> _TASKS AND EXERCISES_
1. Please translate this sentence from the clementine cake passage below into Spanish: "It may originate from an orange cake in Sephardic cuisine."
2. Continue the clementine cake passage below, picking up after its final sentence.

> _EXCERPTED PASSAGE_
-- BEGIN --

Clementine cake is a cake flavored primarily with clementines. It may be topped with a sweet glaze or sauce, powdered sugar, honey and clementines, or candied clementines. It may originate from an orange cake in Sephardic cuisine. In popular culture, the cake played a minor part in the plot of the 2013 film The Secret Life of Walter Mitty.

Preparation and variations
Clementine cake is prepared with clementines, ground almonds or almond meal, flour, sugar, butter and eggs. Optional ingredients include orange juice, orange muscat, milk, white dessert wine, or Riesling wine, orange oil or tangerine oil (or both), almond extract and vanilla extract. Some variations exist, such as being prepared without the use of flour. It can also be prepared as an upside-down cake.

-- END --

> _GIVEN MATERIAL_
-- BEGIN --

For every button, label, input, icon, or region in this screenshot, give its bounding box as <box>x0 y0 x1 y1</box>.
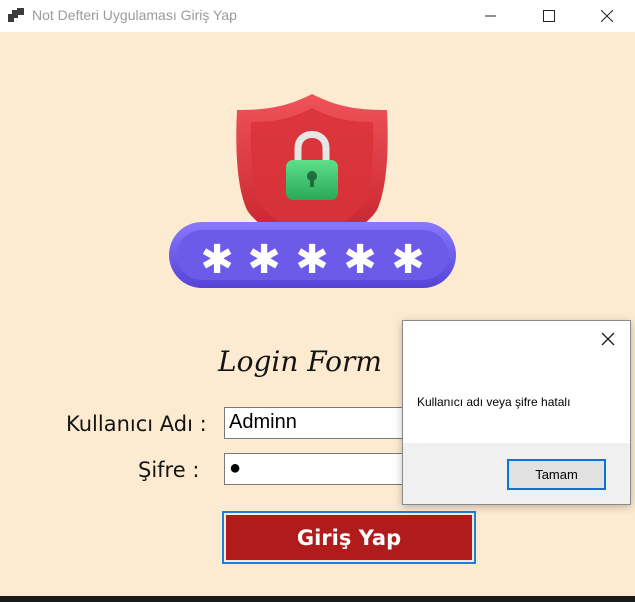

-- END --

> _RESULTS OF THE EXERCISE_
1. Puede tener su origen en un pastel de naranja de la cocina sefardí.

2.
The cake can be prepared with clementines and/or clementine zest mixed in the batter, with them atop the cake, such as in slices, and in both ways. The seeds and membrane of the clementine can be removed as part of the preparation process, or seedless clementines can be used. Whole, sliced clementines including the peel, or peeled clementines can be used, and the clementines can be cooked before being used in the cake batter. The fruit can be chopped or blended using a food processor. Candied clementines can be used atop the cake or as a garnish. The almonds used can be toasted or blanched.

Clementine cake can be finished with a sweet topping such as a sugar or chocolate glaze, a fudge or chocolate sauce, powdered sugar or honey. Clementine cake may be dense and moist, and its flavor may improve a day or more after preparation, because the ingredients intermingle and coalesce to enhance its flavor as it ages. After being cooked, the cake may be delicate and can fall if it is wiggled too much.  After preparation, it can be frozen to preserve it.

History

Clementine cake is probably related to a Sephardic orange cake. Sephardic Jews popularized citrus cultivation in the Mediterranean region in the 15th century and popularized the use of orange in baked goods. In addition to its Iberian flavors, the cake also has North African and Spanish roots.

In popular culture
Clementine cake played a minor part in the plot of the 2013 film The Secret Life of Walter Mitty, and was included in the opening scene of the film and in a couple of additional scenes.

British celebrity chef Nigella Lawson has devised a recipe for clementine cake.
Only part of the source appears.